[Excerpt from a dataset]
============

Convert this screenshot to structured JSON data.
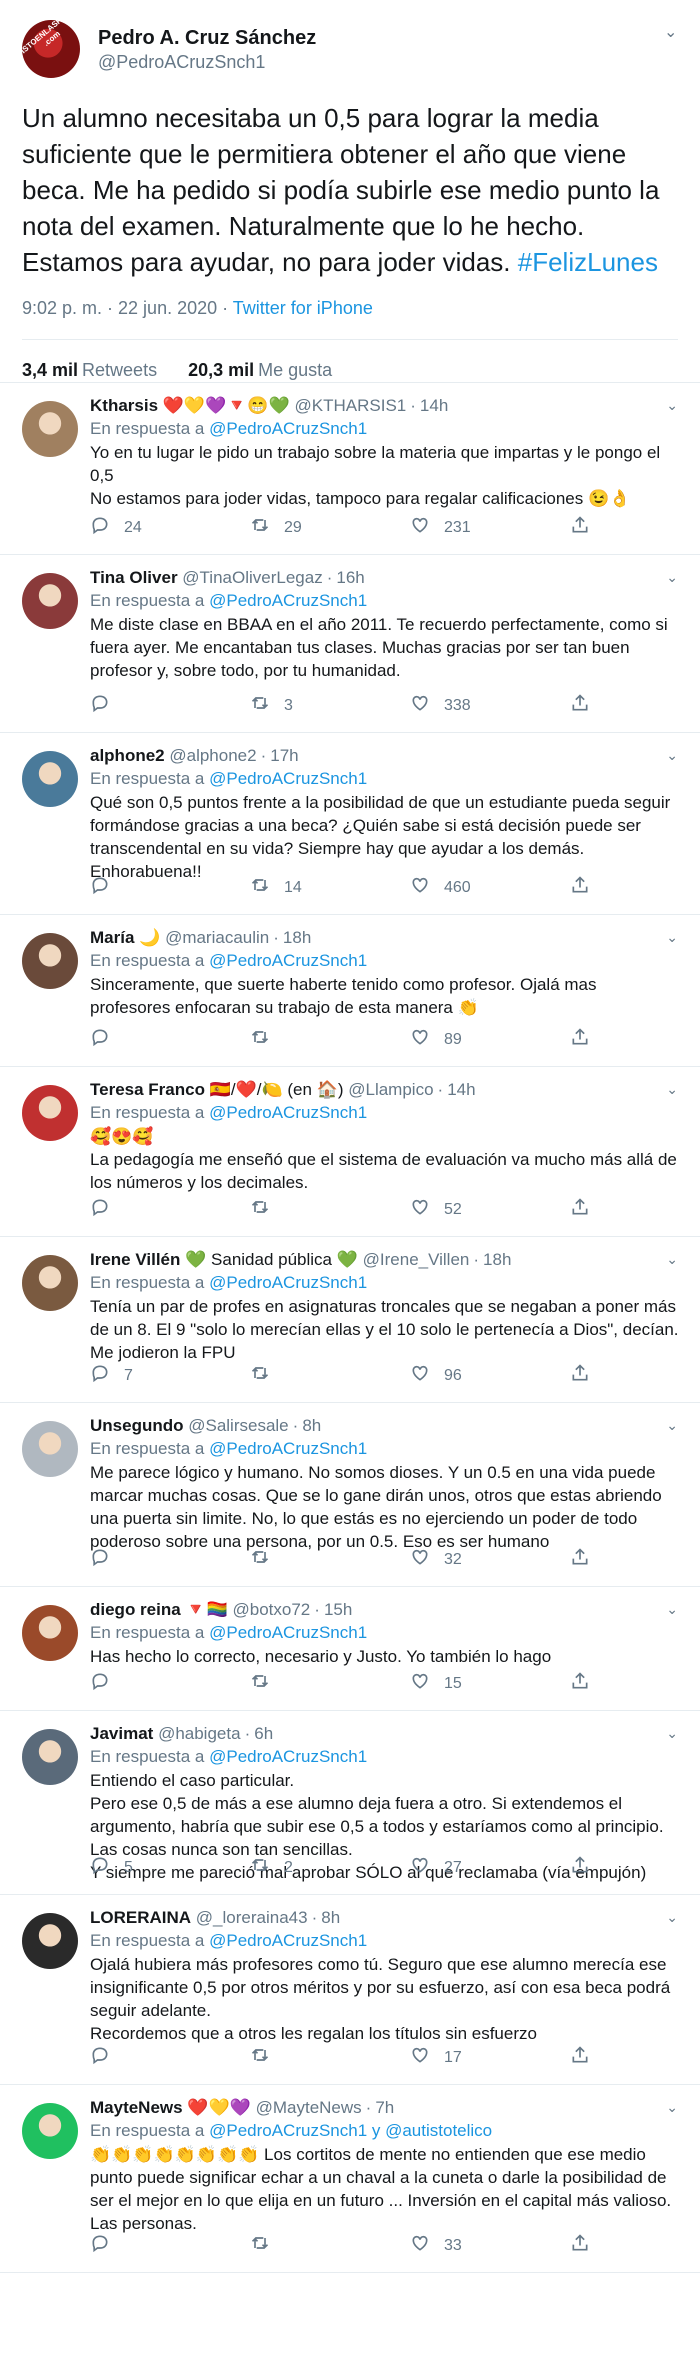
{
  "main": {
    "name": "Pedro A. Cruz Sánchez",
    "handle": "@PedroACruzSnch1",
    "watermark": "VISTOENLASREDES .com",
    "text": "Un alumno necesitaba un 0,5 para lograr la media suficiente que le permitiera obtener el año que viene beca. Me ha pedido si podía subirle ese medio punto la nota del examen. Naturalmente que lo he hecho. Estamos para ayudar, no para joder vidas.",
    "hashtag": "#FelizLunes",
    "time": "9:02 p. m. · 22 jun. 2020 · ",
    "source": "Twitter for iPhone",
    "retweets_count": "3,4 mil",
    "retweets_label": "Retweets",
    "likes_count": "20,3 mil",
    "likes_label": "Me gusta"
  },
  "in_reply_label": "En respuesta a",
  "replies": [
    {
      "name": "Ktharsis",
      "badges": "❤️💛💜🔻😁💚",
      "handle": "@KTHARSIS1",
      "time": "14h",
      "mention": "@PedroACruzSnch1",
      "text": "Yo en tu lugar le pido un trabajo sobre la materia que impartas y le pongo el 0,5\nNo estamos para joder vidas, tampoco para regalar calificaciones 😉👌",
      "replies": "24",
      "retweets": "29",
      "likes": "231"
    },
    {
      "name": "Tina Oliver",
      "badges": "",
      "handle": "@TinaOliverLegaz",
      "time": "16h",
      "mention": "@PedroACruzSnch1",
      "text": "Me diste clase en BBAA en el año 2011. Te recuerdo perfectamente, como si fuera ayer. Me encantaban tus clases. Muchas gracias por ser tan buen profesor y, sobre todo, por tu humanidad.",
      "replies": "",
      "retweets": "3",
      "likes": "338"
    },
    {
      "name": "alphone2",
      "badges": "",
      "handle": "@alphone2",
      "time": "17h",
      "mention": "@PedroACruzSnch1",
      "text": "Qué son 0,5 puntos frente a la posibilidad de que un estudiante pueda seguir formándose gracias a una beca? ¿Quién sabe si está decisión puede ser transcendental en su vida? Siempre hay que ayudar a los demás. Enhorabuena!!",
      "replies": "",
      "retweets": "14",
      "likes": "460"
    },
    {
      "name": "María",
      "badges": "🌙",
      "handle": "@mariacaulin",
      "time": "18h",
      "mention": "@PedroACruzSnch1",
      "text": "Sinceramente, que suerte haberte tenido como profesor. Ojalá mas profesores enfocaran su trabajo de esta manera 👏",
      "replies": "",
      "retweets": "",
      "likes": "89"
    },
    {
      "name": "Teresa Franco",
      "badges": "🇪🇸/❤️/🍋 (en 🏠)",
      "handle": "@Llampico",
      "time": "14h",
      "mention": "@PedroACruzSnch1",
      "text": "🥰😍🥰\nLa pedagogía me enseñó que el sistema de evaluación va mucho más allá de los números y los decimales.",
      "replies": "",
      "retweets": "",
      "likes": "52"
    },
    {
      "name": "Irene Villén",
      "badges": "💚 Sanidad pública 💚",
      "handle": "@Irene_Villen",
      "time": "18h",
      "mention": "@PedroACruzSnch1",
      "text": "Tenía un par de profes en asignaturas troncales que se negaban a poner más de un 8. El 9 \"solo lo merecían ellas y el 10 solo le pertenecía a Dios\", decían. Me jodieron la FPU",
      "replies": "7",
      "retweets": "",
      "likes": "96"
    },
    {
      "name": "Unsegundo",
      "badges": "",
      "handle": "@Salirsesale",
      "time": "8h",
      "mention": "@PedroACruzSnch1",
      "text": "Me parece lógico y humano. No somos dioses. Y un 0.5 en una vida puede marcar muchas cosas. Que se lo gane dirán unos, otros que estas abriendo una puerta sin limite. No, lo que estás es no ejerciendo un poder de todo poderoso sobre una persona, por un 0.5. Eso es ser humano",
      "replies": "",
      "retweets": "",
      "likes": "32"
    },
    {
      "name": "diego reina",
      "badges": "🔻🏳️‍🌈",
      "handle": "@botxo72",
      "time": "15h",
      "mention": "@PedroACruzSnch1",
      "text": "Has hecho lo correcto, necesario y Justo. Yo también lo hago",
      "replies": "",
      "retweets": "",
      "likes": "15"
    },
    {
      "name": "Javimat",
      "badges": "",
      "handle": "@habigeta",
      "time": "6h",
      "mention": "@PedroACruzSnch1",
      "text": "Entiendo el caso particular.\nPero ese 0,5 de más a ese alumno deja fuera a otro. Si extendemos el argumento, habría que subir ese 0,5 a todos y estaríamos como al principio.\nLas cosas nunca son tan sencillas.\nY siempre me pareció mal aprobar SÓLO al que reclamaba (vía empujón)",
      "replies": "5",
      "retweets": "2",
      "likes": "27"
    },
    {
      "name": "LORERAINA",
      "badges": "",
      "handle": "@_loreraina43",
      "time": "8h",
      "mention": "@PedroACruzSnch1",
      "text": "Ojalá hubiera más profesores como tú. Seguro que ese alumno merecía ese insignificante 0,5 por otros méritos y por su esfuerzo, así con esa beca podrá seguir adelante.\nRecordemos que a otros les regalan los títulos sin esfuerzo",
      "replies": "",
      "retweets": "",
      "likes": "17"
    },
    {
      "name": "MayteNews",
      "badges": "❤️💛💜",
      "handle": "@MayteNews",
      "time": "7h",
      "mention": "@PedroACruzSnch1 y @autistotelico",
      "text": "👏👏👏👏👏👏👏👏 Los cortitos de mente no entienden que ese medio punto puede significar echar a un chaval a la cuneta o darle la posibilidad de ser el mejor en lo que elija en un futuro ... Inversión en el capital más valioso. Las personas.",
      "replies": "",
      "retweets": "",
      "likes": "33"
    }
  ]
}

============

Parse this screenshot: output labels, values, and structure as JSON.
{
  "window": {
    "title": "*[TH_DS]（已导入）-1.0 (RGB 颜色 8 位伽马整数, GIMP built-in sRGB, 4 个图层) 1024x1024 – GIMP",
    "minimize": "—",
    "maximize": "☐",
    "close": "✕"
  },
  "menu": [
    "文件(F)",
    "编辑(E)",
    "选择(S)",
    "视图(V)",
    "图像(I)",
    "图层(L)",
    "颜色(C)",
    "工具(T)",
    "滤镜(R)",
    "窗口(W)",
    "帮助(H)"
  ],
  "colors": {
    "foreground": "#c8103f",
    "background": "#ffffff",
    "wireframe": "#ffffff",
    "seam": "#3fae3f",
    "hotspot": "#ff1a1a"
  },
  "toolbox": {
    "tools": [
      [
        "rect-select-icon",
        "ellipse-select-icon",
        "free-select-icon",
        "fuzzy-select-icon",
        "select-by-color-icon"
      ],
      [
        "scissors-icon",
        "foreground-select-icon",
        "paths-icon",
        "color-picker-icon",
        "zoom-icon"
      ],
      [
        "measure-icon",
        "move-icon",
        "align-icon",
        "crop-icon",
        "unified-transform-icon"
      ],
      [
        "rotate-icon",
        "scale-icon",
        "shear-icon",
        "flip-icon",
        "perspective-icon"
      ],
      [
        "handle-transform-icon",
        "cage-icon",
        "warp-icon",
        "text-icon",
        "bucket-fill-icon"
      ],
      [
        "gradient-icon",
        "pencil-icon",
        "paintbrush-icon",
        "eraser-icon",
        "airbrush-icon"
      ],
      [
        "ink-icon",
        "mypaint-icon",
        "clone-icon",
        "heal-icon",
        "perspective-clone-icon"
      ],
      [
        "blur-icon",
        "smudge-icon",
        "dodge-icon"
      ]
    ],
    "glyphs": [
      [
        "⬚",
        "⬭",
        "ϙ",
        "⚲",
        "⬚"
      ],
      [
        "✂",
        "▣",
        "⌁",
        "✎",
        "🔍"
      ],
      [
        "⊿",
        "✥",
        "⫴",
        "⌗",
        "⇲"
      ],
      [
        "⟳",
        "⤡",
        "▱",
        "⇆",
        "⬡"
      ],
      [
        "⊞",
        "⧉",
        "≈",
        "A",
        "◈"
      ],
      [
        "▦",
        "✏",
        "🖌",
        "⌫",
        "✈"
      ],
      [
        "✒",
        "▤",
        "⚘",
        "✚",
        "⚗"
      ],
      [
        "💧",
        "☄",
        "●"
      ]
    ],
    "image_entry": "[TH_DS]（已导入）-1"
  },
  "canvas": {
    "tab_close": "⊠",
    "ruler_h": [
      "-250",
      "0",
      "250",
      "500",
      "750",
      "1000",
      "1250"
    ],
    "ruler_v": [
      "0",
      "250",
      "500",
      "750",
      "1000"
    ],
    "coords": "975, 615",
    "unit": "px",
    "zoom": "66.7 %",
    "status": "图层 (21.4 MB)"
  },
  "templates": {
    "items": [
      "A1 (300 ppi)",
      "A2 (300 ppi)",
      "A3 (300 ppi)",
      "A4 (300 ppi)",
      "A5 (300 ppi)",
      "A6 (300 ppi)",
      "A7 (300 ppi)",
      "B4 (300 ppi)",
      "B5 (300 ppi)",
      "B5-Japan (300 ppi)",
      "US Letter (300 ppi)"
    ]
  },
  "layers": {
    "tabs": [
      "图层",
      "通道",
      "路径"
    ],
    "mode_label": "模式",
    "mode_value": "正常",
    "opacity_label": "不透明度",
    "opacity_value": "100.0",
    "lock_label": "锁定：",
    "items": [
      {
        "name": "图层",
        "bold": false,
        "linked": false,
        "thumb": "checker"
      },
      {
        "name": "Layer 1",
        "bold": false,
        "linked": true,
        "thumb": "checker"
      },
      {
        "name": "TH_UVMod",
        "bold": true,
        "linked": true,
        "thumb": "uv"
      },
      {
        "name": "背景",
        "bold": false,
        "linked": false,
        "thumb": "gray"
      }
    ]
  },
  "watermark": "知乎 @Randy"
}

============

Gather each line in the data that holds the string "thumb".

(TASK SOLUTION)
        "thumb": "checker"
        "thumb": "checker"
        "thumb": "uv"
        "thumb": "gray"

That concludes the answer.